━━━━━ Supplied data

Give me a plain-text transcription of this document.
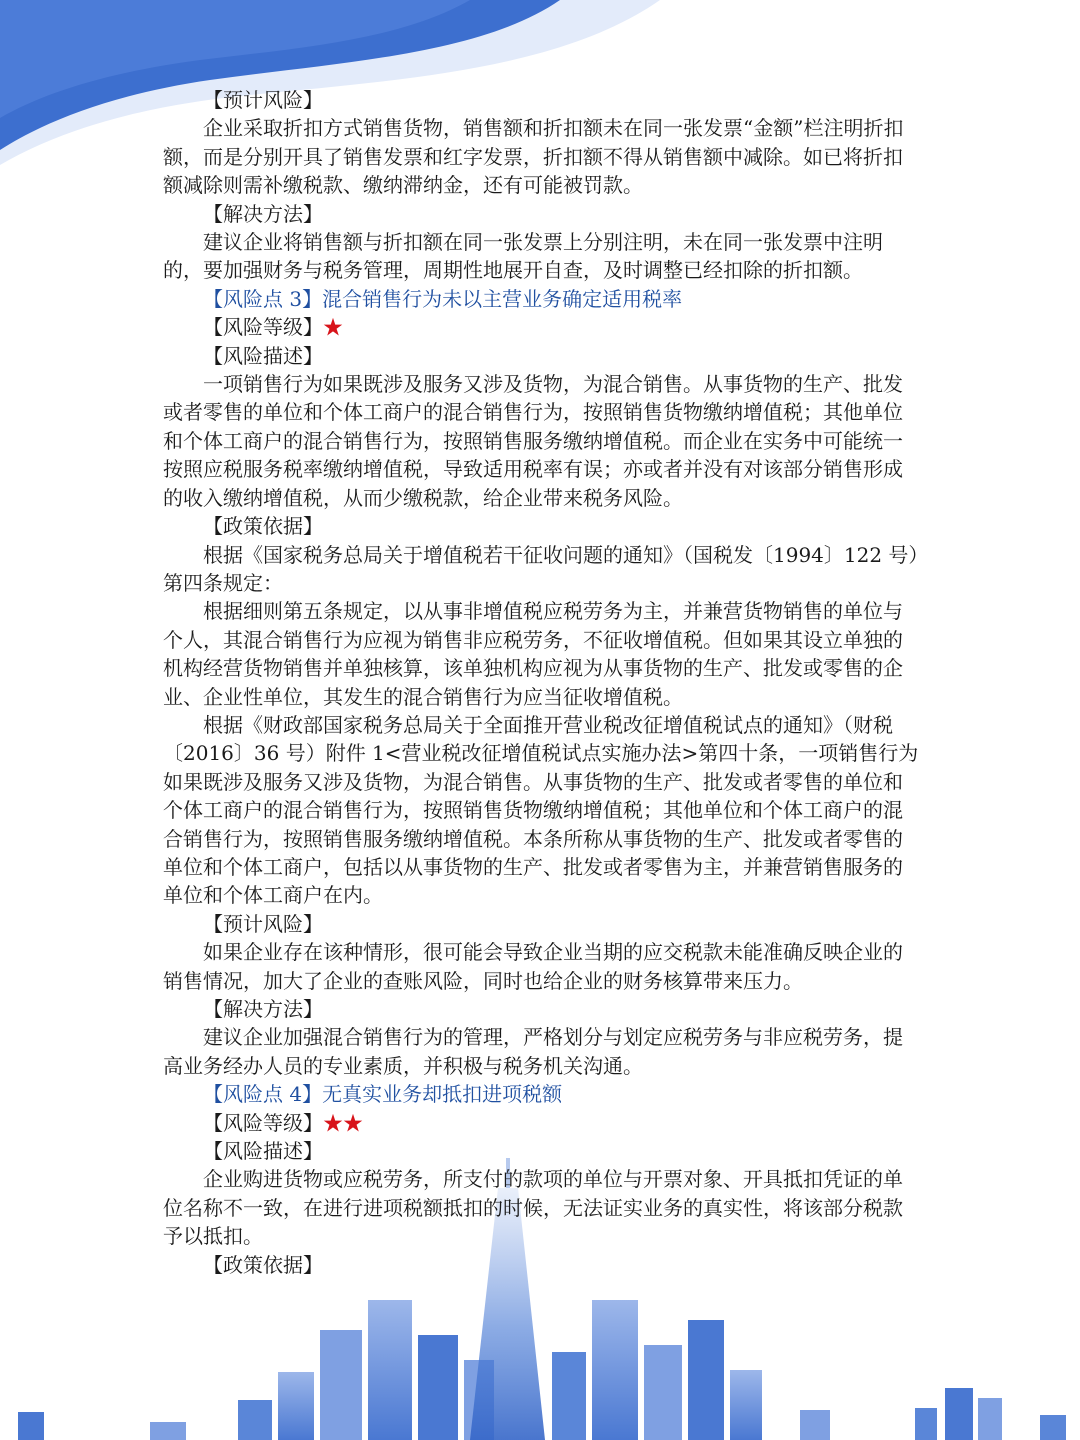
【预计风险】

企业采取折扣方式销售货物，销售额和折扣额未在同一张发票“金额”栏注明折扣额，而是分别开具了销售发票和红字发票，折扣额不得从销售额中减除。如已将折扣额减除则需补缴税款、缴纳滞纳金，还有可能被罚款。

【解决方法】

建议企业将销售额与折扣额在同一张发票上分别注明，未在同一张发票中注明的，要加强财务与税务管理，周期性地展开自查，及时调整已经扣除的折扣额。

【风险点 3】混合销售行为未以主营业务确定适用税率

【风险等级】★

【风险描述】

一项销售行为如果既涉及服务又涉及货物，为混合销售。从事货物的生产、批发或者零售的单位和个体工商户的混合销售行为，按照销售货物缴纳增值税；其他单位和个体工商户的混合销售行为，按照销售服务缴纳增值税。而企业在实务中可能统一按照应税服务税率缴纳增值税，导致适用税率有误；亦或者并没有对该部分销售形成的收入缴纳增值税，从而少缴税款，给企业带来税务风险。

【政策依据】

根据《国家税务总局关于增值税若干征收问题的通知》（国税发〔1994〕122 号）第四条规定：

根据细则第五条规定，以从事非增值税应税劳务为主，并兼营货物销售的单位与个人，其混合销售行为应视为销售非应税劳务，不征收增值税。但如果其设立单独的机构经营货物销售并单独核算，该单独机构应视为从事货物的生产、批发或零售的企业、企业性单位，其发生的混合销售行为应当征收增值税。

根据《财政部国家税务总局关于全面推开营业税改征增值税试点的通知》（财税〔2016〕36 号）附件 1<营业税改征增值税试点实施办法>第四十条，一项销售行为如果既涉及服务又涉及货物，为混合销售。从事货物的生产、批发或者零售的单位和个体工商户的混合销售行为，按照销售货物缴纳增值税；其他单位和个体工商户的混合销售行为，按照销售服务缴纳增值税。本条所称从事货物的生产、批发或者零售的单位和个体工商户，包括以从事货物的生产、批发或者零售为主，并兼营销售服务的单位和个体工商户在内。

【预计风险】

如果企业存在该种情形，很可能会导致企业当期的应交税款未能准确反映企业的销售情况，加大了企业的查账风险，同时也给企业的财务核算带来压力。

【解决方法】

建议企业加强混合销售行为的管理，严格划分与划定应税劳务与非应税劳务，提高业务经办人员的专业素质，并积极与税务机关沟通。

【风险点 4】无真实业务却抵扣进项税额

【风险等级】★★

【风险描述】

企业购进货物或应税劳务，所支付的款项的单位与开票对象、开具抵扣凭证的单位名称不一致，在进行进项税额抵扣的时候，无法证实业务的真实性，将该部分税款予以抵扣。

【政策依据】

━━━━━━━━━━

== Goal ==
Pictures are to be left out; all else in the entries above is to be quoted exactly.

== Reply ==
Give me a plain-text transcription of this document.
【预计风险】

企业采取折扣方式销售货物，销售额和折扣额未在同一张发票“金额”栏注明折扣额，而是分别开具了销售发票和红字发票，折扣额不得从销售额中减除。如已将折扣额减除则需补缴税款、缴纳滞纳金，还有可能被罚款。

【解决方法】

建议企业将销售额与折扣额在同一张发票上分别注明，未在同一张发票中注明的，要加强财务与税务管理，周期性地展开自查，及时调整已经扣除的折扣额。

【风险点 3】混合销售行为未以主营业务确定适用税率

【风险等级】★

【风险描述】

一项销售行为如果既涉及服务又涉及货物，为混合销售。从事货物的生产、批发或者零售的单位和个体工商户的混合销售行为，按照销售货物缴纳增值税；其他单位和个体工商户的混合销售行为，按照销售服务缴纳增值税。而企业在实务中可能统一按照应税服务税率缴纳增值税，导致适用税率有误；亦或者并没有对该部分销售形成的收入缴纳增值税，从而少缴税款，给企业带来税务风险。

【政策依据】

根据《国家税务总局关于增值税若干征收问题的通知》（国税发〔1994〕122 号）第四条规定：

根据细则第五条规定，以从事非增值税应税劳务为主，并兼营货物销售的单位与个人，其混合销售行为应视为销售非应税劳务，不征收增值税。但如果其设立单独的机构经营货物销售并单独核算，该单独机构应视为从事货物的生产、批发或零售的企业、企业性单位，其发生的混合销售行为应当征收增值税。

根据《财政部国家税务总局关于全面推开营业税改征增值税试点的通知》（财税〔2016〕36 号）附件 1<营业税改征增值税试点实施办法>第四十条，一项销售行为如果既涉及服务又涉及货物，为混合销售。从事货物的生产、批发或者零售的单位和个体工商户的混合销售行为，按照销售货物缴纳增值税；其他单位和个体工商户的混合销售行为，按照销售服务缴纳增值税。本条所称从事货物的生产、批发或者零售的单位和个体工商户，包括以从事货物的生产、批发或者零售为主，并兼营销售服务的单位和个体工商户在内。

【预计风险】

如果企业存在该种情形，很可能会导致企业当期的应交税款未能准确反映企业的销售情况，加大了企业的查账风险，同时也给企业的财务核算带来压力。

【解决方法】

建议企业加强混合销售行为的管理，严格划分与划定应税劳务与非应税劳务，提高业务经办人员的专业素质，并积极与税务机关沟通。

【风险点 4】无真实业务却抵扣进项税额

【风险等级】★★

【风险描述】

企业购进货物或应税劳务，所支付的款项的单位与开票对象、开具抵扣凭证的单位名称不一致，在进行进项税额抵扣的时候，无法证实业务的真实性，将该部分税款予以抵扣。

【政策依据】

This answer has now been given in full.